Start

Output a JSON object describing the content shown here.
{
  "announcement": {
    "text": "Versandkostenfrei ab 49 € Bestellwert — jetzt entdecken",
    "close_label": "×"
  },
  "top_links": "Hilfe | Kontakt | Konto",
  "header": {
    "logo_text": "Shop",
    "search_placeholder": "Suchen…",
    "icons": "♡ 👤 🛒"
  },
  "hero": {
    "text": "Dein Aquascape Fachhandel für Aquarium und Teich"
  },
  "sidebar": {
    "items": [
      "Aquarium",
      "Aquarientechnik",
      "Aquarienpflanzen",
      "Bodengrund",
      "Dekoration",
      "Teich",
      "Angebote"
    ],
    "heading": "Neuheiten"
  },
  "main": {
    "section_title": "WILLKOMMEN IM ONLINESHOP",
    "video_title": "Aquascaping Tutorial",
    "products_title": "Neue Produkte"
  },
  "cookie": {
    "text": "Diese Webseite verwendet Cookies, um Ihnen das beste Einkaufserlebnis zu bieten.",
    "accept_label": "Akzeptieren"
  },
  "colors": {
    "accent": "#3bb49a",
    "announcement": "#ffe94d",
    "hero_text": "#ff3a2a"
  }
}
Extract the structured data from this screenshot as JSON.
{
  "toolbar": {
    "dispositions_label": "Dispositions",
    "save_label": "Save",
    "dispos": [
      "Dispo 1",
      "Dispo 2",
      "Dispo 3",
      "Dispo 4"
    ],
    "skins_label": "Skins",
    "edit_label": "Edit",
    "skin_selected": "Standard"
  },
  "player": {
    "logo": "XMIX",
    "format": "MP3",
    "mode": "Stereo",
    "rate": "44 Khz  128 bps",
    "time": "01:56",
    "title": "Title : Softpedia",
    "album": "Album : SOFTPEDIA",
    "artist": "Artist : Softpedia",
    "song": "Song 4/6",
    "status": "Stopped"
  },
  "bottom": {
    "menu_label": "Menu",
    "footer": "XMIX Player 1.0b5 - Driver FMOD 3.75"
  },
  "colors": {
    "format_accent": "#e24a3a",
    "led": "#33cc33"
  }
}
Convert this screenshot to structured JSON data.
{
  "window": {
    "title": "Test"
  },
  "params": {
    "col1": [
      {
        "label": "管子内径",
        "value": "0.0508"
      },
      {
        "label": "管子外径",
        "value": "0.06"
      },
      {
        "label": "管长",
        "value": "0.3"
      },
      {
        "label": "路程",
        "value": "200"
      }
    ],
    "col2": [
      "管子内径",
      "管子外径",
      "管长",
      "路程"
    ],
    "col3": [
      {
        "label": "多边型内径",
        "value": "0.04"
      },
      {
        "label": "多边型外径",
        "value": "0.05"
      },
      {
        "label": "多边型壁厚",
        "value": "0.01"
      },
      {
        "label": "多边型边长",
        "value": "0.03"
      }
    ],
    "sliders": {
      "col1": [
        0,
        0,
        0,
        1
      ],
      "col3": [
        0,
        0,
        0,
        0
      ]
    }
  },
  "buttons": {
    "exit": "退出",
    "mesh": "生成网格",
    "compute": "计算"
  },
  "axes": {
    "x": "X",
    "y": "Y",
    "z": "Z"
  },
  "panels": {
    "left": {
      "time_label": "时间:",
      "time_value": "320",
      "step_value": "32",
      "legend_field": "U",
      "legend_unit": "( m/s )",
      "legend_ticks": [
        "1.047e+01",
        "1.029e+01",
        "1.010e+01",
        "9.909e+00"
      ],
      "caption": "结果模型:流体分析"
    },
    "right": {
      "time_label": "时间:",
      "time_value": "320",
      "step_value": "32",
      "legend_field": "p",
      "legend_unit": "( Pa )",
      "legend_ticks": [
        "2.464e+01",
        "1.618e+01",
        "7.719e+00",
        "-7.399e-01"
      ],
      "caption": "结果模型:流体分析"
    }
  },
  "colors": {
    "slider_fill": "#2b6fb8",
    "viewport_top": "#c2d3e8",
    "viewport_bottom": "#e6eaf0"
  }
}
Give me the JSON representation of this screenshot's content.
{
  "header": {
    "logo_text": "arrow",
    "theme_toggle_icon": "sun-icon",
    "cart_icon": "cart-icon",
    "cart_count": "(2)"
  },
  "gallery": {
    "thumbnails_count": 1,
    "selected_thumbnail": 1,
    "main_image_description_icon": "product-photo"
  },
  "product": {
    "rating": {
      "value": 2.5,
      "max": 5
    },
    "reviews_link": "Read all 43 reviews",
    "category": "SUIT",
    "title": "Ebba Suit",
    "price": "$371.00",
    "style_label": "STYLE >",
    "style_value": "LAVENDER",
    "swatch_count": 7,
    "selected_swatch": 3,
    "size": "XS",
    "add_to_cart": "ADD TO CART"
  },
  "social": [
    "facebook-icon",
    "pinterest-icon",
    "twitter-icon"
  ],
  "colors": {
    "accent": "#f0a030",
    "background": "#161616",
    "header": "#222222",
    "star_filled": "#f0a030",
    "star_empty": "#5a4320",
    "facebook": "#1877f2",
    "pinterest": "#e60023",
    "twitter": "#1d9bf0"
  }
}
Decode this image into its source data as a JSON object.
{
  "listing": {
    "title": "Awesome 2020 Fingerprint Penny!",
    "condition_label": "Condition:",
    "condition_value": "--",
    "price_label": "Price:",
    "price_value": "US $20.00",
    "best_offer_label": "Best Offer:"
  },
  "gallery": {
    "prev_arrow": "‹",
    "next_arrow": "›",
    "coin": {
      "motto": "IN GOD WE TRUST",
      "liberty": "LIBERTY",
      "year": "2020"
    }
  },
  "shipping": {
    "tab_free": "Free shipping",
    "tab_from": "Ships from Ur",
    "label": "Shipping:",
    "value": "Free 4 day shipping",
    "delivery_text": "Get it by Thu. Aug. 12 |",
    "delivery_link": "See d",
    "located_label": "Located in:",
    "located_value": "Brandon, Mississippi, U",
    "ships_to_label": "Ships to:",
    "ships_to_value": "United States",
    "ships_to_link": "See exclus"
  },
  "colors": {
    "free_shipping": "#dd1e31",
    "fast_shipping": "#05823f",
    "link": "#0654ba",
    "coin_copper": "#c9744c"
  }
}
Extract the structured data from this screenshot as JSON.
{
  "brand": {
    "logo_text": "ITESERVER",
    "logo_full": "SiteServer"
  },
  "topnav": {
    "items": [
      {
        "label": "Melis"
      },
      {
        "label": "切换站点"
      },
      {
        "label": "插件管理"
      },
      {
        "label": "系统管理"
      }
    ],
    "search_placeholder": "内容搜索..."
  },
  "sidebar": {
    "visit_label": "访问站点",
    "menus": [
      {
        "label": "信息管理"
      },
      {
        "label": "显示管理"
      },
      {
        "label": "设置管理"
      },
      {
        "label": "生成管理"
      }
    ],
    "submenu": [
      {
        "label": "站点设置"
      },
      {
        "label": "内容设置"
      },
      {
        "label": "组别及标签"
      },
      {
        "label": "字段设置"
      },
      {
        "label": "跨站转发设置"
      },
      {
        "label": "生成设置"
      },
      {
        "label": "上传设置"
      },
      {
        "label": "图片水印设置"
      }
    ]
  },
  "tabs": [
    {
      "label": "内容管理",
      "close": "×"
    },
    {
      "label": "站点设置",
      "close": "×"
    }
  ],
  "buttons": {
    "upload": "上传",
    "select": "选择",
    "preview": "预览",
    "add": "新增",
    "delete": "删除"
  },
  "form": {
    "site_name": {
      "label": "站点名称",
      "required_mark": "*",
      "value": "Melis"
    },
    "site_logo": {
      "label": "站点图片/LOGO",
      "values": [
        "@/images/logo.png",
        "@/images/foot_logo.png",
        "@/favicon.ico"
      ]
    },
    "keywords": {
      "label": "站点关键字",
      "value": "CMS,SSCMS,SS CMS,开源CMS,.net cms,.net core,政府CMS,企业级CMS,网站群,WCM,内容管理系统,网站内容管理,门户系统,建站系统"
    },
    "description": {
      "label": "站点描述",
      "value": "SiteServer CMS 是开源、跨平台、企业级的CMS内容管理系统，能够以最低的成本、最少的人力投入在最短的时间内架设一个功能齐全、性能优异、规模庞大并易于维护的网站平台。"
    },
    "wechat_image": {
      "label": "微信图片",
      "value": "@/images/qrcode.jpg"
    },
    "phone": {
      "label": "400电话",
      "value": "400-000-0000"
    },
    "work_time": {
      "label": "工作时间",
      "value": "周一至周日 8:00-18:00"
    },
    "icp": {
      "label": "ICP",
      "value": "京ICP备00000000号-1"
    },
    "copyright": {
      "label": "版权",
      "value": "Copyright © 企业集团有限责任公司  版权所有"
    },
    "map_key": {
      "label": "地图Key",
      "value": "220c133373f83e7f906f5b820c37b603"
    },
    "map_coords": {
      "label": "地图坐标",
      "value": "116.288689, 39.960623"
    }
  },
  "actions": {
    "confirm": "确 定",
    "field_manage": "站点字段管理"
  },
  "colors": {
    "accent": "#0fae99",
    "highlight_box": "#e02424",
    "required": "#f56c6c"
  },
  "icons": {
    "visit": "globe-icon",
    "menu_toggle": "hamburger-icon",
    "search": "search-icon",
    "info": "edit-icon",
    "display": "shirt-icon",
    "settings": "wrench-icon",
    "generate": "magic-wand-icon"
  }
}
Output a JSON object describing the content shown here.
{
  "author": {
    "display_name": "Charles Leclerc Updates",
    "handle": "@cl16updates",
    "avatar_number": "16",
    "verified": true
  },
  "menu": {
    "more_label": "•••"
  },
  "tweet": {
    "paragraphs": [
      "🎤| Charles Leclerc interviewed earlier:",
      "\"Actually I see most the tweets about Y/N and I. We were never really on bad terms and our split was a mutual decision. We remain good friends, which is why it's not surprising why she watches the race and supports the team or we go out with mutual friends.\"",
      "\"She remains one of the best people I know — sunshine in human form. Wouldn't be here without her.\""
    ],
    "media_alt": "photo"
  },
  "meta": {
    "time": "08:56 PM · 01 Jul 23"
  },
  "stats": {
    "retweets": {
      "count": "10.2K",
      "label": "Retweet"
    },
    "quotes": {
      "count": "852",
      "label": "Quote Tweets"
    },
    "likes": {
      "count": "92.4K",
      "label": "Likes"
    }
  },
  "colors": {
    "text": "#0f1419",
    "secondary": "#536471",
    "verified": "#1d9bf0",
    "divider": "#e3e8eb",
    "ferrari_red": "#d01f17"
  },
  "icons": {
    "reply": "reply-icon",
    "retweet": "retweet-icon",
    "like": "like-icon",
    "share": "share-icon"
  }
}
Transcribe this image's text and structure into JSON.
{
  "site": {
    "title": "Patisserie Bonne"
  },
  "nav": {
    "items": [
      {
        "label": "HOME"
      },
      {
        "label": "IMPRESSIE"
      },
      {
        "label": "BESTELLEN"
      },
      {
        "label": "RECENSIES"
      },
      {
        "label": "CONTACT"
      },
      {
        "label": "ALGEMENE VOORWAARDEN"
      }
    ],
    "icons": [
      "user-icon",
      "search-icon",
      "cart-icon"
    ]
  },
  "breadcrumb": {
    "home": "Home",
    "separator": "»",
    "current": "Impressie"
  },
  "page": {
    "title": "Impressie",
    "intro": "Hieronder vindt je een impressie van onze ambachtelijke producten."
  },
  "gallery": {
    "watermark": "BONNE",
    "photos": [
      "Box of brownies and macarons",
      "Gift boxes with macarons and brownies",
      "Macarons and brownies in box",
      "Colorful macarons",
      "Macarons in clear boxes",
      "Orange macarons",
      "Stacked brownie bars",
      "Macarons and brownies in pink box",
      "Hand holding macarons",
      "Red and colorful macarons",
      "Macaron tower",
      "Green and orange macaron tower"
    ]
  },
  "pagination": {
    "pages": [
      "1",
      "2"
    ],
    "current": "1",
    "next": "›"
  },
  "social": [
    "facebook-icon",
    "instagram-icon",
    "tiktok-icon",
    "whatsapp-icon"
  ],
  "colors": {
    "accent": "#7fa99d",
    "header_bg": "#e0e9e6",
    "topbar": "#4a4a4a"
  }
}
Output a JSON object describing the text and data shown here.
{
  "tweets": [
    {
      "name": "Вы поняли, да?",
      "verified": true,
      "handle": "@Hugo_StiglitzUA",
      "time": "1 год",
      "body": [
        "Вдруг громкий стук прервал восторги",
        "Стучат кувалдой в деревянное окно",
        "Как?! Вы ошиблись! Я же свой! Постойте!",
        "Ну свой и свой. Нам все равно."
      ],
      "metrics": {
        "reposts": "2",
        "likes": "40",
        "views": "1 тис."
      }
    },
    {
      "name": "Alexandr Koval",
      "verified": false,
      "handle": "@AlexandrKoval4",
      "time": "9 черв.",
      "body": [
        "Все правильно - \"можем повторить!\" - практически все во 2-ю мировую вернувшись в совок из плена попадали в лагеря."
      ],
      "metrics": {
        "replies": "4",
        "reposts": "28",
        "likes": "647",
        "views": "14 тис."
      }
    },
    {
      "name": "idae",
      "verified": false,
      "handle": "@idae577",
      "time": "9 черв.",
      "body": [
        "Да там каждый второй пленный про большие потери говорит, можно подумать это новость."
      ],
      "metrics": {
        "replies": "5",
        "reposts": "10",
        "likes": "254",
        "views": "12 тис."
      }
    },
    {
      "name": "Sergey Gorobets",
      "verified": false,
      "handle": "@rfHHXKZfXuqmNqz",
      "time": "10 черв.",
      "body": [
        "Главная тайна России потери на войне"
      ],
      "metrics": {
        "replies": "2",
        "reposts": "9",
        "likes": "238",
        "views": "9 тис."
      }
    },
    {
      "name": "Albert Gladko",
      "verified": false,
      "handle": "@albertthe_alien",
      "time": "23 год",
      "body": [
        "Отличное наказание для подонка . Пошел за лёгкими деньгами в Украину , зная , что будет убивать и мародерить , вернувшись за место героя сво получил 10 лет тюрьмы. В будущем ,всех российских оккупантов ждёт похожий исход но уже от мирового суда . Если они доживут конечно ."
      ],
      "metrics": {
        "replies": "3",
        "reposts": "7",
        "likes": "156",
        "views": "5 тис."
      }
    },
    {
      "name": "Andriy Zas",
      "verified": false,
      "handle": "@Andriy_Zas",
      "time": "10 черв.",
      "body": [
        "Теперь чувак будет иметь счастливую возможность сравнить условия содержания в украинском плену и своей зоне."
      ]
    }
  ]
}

End

Task requirements:
Look through the data and show every line containing "brownies".

Task solution:
      "Box of brownies and macarons",
      "Gift boxes with macarons and brownies",
      "Macarons and brownies in box",
      "Macarons and brownies in pink box",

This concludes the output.